## Brief
Look through the records that follow. Copy every line containing the word "icon".

+--

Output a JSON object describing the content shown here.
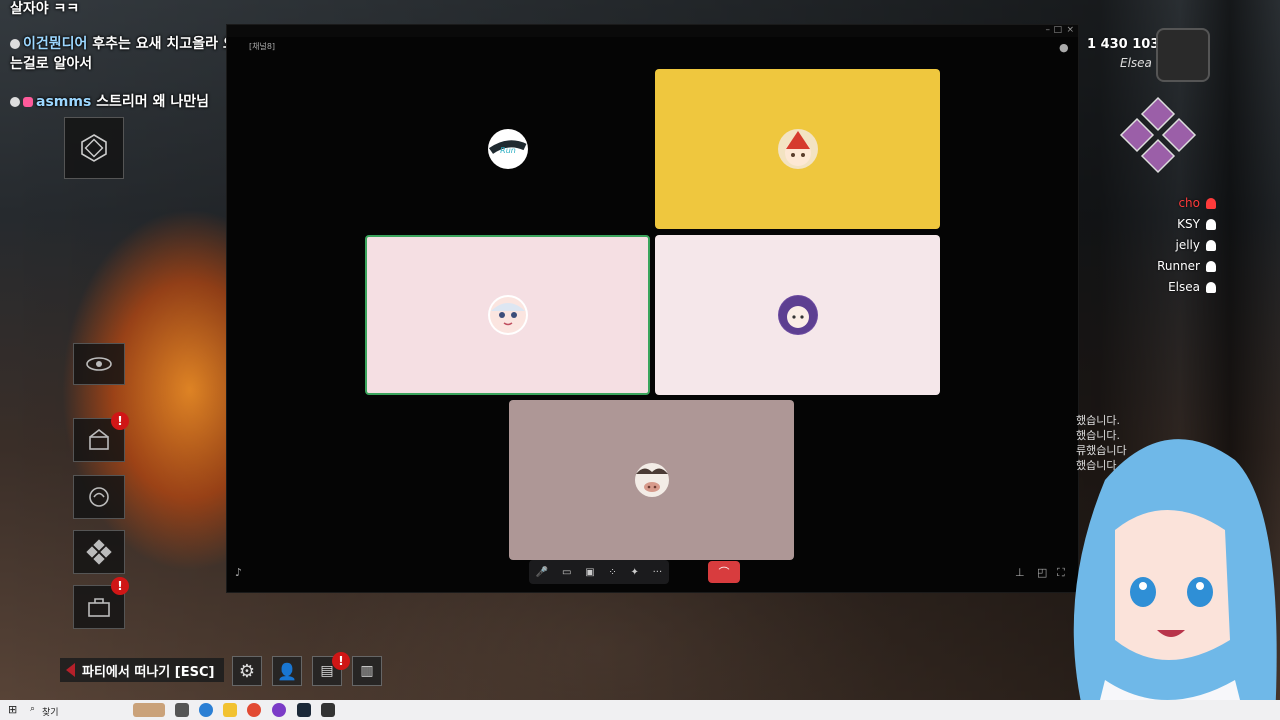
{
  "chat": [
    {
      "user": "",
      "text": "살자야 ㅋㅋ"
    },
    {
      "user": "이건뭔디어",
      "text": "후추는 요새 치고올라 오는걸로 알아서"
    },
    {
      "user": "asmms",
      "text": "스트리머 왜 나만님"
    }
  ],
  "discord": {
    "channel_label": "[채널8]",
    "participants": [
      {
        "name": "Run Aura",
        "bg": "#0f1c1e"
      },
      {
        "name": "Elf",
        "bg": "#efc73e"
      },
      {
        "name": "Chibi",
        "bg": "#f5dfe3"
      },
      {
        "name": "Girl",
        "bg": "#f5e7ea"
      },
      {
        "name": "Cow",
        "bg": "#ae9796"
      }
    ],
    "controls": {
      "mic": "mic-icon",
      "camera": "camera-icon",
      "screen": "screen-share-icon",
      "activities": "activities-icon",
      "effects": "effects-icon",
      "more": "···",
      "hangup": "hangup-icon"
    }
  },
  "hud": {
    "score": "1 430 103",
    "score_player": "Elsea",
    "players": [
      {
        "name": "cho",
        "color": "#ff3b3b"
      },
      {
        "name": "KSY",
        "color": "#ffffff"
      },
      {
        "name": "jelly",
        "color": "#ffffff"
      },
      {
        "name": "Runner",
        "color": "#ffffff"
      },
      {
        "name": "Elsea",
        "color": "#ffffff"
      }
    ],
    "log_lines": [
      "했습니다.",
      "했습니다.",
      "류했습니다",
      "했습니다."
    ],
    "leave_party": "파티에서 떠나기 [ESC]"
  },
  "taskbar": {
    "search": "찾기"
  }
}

+--

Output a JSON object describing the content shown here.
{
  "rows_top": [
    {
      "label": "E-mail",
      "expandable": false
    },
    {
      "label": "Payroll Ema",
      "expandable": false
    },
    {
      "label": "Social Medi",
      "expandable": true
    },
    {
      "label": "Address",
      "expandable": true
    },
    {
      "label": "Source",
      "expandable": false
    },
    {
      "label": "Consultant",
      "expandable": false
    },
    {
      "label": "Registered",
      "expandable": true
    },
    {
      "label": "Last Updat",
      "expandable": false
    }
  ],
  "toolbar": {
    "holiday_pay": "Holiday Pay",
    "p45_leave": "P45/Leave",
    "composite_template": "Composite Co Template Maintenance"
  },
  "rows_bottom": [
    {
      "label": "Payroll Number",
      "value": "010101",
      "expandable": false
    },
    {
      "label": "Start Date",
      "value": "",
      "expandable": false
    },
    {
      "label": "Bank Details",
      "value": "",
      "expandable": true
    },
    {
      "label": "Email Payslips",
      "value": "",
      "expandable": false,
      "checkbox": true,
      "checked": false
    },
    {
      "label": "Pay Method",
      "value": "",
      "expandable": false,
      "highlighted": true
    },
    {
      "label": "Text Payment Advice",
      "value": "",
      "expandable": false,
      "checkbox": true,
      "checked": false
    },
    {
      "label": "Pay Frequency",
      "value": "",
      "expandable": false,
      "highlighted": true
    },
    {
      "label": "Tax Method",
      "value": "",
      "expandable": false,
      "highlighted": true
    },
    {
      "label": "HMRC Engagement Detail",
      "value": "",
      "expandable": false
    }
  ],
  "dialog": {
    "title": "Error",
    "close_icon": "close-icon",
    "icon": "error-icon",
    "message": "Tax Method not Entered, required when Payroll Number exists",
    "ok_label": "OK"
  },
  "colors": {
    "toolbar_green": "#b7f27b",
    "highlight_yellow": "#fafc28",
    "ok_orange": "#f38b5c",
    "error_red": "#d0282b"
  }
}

+--

## Output
      "mic": "mic-icon",
      "camera": "camera-icon",
      "screen": "screen-share-icon",
      "activities": "activities-icon",
      "effects": "effects-icon",
      "hangup": "hangup-icon"
    "close_icon": "close-icon",
    "icon": "error-icon",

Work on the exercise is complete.